▸ **Exercise directions**
Beginning at the line containing "Type out the text in this image." and continuing to the end of the records below, give each line again exactly as it stands, and only those lines.

▸ **Recorded data**
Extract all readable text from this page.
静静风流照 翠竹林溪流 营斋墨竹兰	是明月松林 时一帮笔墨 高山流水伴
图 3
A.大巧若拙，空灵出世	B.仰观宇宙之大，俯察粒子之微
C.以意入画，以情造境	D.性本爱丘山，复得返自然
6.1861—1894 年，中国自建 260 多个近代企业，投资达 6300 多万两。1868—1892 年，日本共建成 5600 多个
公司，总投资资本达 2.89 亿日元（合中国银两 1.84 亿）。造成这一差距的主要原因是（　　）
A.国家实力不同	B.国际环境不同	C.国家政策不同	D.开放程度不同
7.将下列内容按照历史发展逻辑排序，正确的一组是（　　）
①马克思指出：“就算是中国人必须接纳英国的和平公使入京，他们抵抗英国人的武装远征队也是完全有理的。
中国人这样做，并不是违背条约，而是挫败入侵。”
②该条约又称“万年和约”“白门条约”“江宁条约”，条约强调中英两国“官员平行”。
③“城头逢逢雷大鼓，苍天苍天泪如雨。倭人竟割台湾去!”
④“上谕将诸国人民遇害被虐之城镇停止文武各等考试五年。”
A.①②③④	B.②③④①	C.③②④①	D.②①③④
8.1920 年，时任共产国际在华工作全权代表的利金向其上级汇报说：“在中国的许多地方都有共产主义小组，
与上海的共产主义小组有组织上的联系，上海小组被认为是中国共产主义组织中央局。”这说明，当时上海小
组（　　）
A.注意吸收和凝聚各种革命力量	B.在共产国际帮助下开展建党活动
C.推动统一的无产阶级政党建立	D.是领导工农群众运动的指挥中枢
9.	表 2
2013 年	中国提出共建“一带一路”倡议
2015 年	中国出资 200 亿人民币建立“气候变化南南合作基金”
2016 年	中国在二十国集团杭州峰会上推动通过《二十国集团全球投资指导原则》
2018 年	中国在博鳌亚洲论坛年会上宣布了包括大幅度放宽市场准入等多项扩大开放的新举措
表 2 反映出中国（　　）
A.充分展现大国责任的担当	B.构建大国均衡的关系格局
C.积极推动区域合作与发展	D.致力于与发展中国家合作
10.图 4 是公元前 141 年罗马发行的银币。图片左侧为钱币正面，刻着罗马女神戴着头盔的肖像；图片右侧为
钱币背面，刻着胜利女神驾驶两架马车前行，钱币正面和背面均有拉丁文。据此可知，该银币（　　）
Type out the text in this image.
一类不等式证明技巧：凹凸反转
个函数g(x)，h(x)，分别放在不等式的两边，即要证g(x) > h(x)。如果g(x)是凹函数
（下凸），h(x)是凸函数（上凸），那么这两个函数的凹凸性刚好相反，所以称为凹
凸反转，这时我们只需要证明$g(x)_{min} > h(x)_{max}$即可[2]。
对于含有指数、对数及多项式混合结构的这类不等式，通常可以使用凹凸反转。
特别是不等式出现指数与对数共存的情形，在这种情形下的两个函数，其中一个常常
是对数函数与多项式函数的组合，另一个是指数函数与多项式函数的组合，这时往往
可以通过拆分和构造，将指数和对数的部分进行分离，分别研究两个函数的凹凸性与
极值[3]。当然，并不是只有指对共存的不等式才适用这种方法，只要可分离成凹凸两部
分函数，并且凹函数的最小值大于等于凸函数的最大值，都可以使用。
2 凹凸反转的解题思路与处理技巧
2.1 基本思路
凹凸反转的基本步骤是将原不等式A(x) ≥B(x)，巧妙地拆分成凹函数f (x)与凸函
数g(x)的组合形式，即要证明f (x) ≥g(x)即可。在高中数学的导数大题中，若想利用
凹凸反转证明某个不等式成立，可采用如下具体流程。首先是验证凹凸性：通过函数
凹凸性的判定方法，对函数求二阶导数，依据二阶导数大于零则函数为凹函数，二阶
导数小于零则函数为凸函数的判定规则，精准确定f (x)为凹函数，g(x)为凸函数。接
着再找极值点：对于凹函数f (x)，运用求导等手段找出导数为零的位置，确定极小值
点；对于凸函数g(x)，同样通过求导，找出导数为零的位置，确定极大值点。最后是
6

▸ **Solution to the exercise**
Type out the text in this image.
一类不等式证明技巧：凹凸反转
个函数g(x)，h(x)，分别放在不等式的两边，即要证g(x) > h(x)。如果g(x)是凹函数
（下凸），h(x)是凸函数（上凸），那么这两个函数的凹凸性刚好相反，所以称为凹
凸反转，这时我们只需要证明$g(x)_{min} > h(x)_{max}$即可[2]。
对于含有指数、对数及多项式混合结构的这类不等式，通常可以使用凹凸反转。
特别是不等式出现指数与对数共存的情形，在这种情形下的两个函数，其中一个常常
是对数函数与多项式函数的组合，另一个是指数函数与多项式函数的组合，这时往往
可以通过拆分和构造，将指数和对数的部分进行分离，分别研究两个函数的凹凸性与
极值[3]。当然，并不是只有指对共存的不等式才适用这种方法，只要可分离成凹凸两部
分函数，并且凹函数的最小值大于等于凸函数的最大值，都可以使用。
2 凹凸反转的解题思路与处理技巧
2.1 基本思路
凹凸反转的基本步骤是将原不等式A(x) ≥B(x)，巧妙地拆分成凹函数f (x)与凸函
数g(x)的组合形式，即要证明f (x) ≥g(x)即可。在高中数学的导数大题中，若想利用
凹凸反转证明某个不等式成立，可采用如下具体流程。首先是验证凹凸性：通过函数
凹凸性的判定方法，对函数求二阶导数，依据二阶导数大于零则函数为凹函数，二阶
导数小于零则函数为凸函数的判定规则，精准确定f (x)为凹函数，g(x)为凸函数。接
着再找极值点：对于凹函数f (x)，运用求导等手段找出导数为零的位置，确定极小值
点；对于凸函数g(x)，同样通过求导，找出导数为零的位置，确定极大值点。最后是
6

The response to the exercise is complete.